▸ Problem requirements
Copy out the entries exactly, from the first line to the last.

▸ Record excerpts
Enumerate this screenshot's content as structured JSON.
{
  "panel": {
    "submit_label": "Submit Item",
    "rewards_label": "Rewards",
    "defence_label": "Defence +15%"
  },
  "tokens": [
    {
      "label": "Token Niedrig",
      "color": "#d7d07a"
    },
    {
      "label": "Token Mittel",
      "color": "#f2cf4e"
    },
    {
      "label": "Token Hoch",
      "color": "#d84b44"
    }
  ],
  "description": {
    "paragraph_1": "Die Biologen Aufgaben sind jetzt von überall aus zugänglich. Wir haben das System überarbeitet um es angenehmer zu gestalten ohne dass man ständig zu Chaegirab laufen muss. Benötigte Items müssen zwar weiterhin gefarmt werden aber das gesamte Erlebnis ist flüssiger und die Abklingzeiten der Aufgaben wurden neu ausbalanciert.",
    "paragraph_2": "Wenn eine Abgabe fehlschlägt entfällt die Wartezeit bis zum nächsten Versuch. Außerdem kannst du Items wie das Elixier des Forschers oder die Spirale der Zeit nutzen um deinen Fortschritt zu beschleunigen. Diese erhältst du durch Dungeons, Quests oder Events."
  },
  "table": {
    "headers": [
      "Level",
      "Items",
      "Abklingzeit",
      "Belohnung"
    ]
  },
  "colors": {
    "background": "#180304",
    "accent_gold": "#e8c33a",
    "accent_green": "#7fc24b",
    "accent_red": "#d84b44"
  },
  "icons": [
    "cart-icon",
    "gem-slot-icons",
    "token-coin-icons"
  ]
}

▸ Task result
Enumerate this screenshot's content as structured JSON.
{
  "panel": {
    "submit_label": "Submit Item",
    "rewards_label": "Rewards",
    "defence_label": "Defence +15%"
  },
  "tokens": [
    {
      "label": "Token Niedrig",
      "color": "#d7d07a"
    },
    {
      "label": "Token Mittel",
      "color": "#f2cf4e"
    },
    {
      "label": "Token Hoch",
      "color": "#d84b44"
    }
  ],
  "description": {
    "paragraph_1": "Die Biologen Aufgaben sind jetzt von überall aus zugänglich. Wir haben das System überarbeitet um es angenehmer zu gestalten ohne dass man ständig zu Chaegirab laufen muss. Benötigte Items müssen zwar weiterhin gefarmt werden aber das gesamte Erlebnis ist flüssiger und die Abklingzeiten der Aufgaben wurden neu ausbalanciert.",
    "paragraph_2": "Wenn eine Abgabe fehlschlägt entfällt die Wartezeit bis zum nächsten Versuch. Außerdem kannst du Items wie das Elixier des Forschers oder die Spirale der Zeit nutzen um deinen Fortschritt zu beschleunigen. Diese erhältst du durch Dungeons, Quests oder Events."
  },
  "table": {
    "headers": [
      "Level",
      "Items",
      "Abklingzeit",
      "Belohnung"
    ]
  },
  "colors": {
    "background": "#180304",
    "accent_gold": "#e8c33a",
    "accent_green": "#7fc24b",
    "accent_red": "#d84b44"
  },
  "icons": [
    "cart-icon",
    "gem-slot-icons",
    "token-coin-icons"
  ]
}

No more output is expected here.